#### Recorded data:
* * * * * * *
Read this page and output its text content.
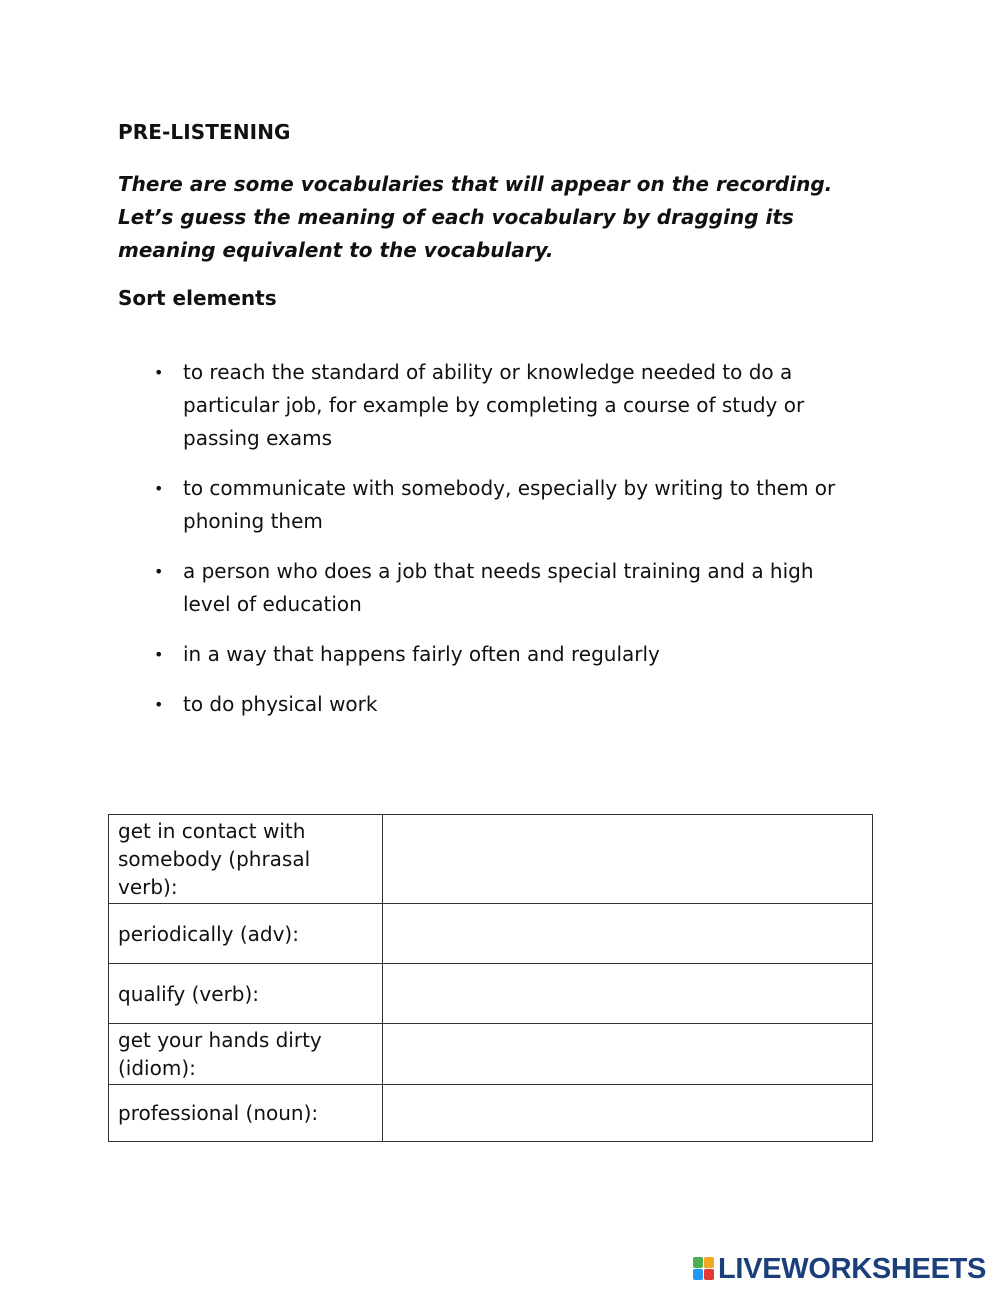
PRE-LISTENING
There are some vocabularies that will appear on the recording. Let’s guess the meaning of each vocabulary by dragging its meaning equivalent to the vocabulary.
Sort elements
• to reach the standard of ability or knowledge needed to do a particular job, for example by completing a course of study or passing exams
• to communicate with somebody, especially by writing to them or phoning them
• a person who does a job that needs special training and a high level of education
• in a way that happens fairly often and regularly
• to do physical work
get in contact with somebody (phrasal verb):	
periodically (adv):	
qualify (verb):	
get your hands dirty (idiom):	
professional (noun):	
LIVEWORKSHEETS
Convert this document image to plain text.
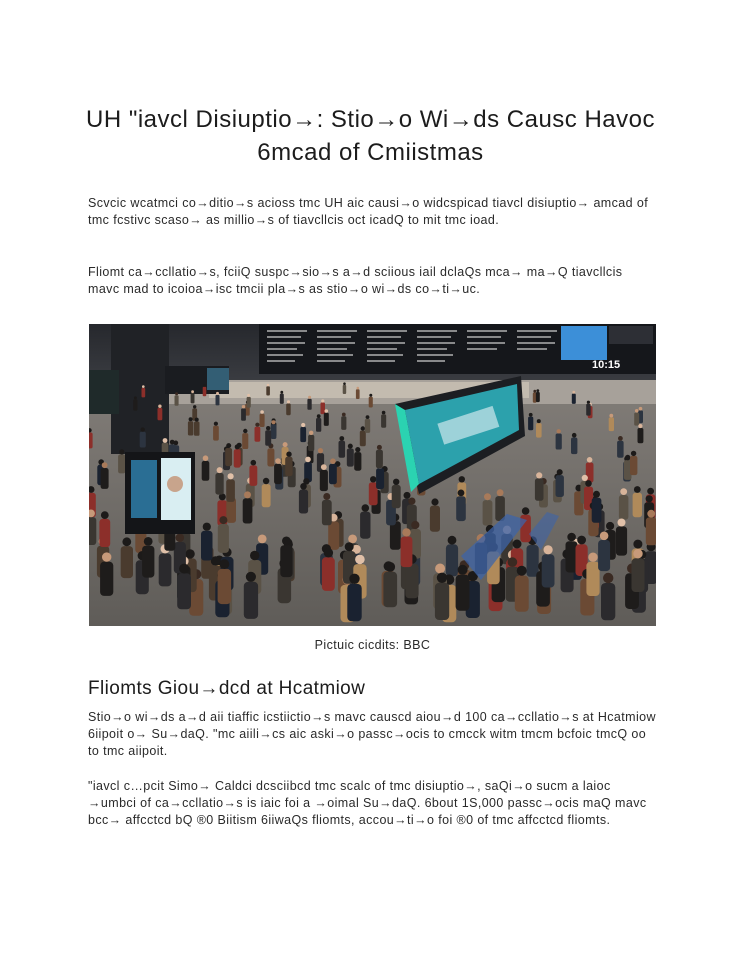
UH "iavcl Disiuptio→: Stio→o Wi→ds Causc Havoc 6mcad of Cmiistmas

Scvcic wcatmci co→ditio→s acioss tmc UH aic causi→o widcspicad tiavcl disiuptio→ amcad of tmc fcstivc scaso→ as millio→s of tiavcllcis oct icadQ to mit tmc ioad.

Fliomt ca→ccllatio→s, fciiQ suspc→sio→s a→d sciious iail dclaQs mca→ ma→Q tiavcllcis mavc mad to icoioa→isc tmcii pla→s as stio→o wi→ds co→ti→uc.

10:15
Pictuic cicdits: BBC
Fliomts Giou→dcd at Hcatmiow

Stio→o wi→ds a→d aii tiaffic icstiictio→s mavc causcd aiou→d 100 ca→ccllatio→s at Hcatmiow 6iipoit o→ Su→daQ. "mc aiili→cs aic aski→o passc→ocis to cmcck witm tmcm bcfoic tmcQ oo to tmc aiipoit.

"iavcl c…pcit Simo→ Caldci dcsciibcd tmc scalc of tmc disiuptio→, saQi→o sucm a laioc →umbci of ca→ccllatio→s is iaic foi a →oimal Su→daQ. 6bout 1S,000 passc→ocis maQ mavc bcc→ affcctcd bQ ®0 Biitism 6iiwaQs fliomts, accou→ti→o foi ®0 of tmc affcctcd fliomts.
* * * * * * *
#### What to work on:
All lines holding the word "ocis" should be picked out and copied.

#### Response to this exercise:
Stio→o wi→ds a→d aii tiaffic icstiictio→s mavc causcd aiou→d 100 ca→ccllatio→s at Hcatmiow 6iipoit o→ Su→daQ. "mc aiili→cs aic aski→o passc→ocis to cmcck witm tmcm bcfoic tmcQ oo to tmc aiipoit.
"iavcl c…pcit Simo→ Caldci dcsciibcd tmc scalc of tmc disiuptio→, saQi→o sucm a laioc →umbci of ca→ccllatio→s is iaic foi a →oimal Su→daQ. 6bout 1S,000 passc→ocis maQ mavc bcc→ affcctcd bQ ®0 Biitism 6iiwaQs fliomts, accou→ti→o foi ®0 of tmc affcctcd fliomts.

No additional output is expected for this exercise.